§ **AIM OF THE TASK**
Transcribe every line, keeping it exact.

━━━ DATA LINES

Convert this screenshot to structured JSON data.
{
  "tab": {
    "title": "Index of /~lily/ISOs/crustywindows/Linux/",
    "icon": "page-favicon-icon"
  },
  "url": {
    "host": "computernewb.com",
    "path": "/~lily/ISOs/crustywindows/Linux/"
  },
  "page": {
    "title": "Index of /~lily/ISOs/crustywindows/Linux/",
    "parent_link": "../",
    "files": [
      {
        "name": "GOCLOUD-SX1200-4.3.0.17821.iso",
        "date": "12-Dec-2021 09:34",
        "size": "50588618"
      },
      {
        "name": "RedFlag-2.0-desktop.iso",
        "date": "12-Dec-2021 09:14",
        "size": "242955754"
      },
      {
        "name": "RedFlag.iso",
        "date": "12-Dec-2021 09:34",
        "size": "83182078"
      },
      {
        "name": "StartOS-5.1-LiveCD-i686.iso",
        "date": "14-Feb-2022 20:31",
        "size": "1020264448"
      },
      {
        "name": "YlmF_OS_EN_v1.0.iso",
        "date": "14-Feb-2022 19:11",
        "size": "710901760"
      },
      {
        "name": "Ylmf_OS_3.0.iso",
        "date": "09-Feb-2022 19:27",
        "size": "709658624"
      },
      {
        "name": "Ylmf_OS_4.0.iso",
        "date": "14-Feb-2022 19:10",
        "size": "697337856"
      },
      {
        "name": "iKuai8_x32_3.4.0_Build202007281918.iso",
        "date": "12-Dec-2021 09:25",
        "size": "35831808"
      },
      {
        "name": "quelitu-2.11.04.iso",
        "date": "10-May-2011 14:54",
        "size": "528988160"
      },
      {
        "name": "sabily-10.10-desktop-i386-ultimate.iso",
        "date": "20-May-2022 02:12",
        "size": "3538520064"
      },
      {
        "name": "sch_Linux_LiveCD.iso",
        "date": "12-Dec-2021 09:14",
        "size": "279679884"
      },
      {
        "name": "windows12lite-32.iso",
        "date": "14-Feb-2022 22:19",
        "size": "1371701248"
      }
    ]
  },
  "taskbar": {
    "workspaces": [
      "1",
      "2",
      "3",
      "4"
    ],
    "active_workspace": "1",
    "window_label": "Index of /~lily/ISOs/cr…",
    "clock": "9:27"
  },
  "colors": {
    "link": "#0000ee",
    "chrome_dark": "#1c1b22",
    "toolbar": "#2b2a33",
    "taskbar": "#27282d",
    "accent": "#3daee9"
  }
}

━━━━━━

§ **FINAL RESULT**
Convert this screenshot to structured JSON data.
{
  "tab": {
    "title": "Index of /~lily/ISOs/crustywindows/Linux/",
    "icon": "page-favicon-icon"
  },
  "url": {
    "host": "computernewb.com",
    "path": "/~lily/ISOs/crustywindows/Linux/"
  },
  "page": {
    "title": "Index of /~lily/ISOs/crustywindows/Linux/",
    "parent_link": "../",
    "files": [
      {
        "name": "GOCLOUD-SX1200-4.3.0.17821.iso",
        "date": "12-Dec-2021 09:34",
        "size": "50588618"
      },
      {
        "name": "RedFlag-2.0-desktop.iso",
        "date": "12-Dec-2021 09:14",
        "size": "242955754"
      },
      {
        "name": "RedFlag.iso",
        "date": "12-Dec-2021 09:34",
        "size": "83182078"
      },
      {
        "name": "StartOS-5.1-LiveCD-i686.iso",
        "date": "14-Feb-2022 20:31",
        "size": "1020264448"
      },
      {
        "name": "YlmF_OS_EN_v1.0.iso",
        "date": "14-Feb-2022 19:11",
        "size": "710901760"
      },
      {
        "name": "Ylmf_OS_3.0.iso",
        "date": "09-Feb-2022 19:27",
        "size": "709658624"
      },
      {
        "name": "Ylmf_OS_4.0.iso",
        "date": "14-Feb-2022 19:10",
        "size": "697337856"
      },
      {
        "name": "iKuai8_x32_3.4.0_Build202007281918.iso",
        "date": "12-Dec-2021 09:25",
        "size": "35831808"
      },
      {
        "name": "quelitu-2.11.04.iso",
        "date": "10-May-2011 14:54",
        "size": "528988160"
      },
      {
        "name": "sabily-10.10-desktop-i386-ultimate.iso",
        "date": "20-May-2022 02:12",
        "size": "3538520064"
      },
      {
        "name": "sch_Linux_LiveCD.iso",
        "date": "12-Dec-2021 09:14",
        "size": "279679884"
      },
      {
        "name": "windows12lite-32.iso",
        "date": "14-Feb-2022 22:19",
        "size": "1371701248"
      }
    ]
  },
  "taskbar": {
    "workspaces": [
      "1",
      "2",
      "3",
      "4"
    ],
    "active_workspace": "1",
    "window_label": "Index of /~lily/ISOs/cr…",
    "clock": "9:27"
  },
  "colors": {
    "link": "#0000ee",
    "chrome_dark": "#1c1b22",
    "toolbar": "#2b2a33",
    "taskbar": "#27282d",
    "accent": "#3daee9"
  }
}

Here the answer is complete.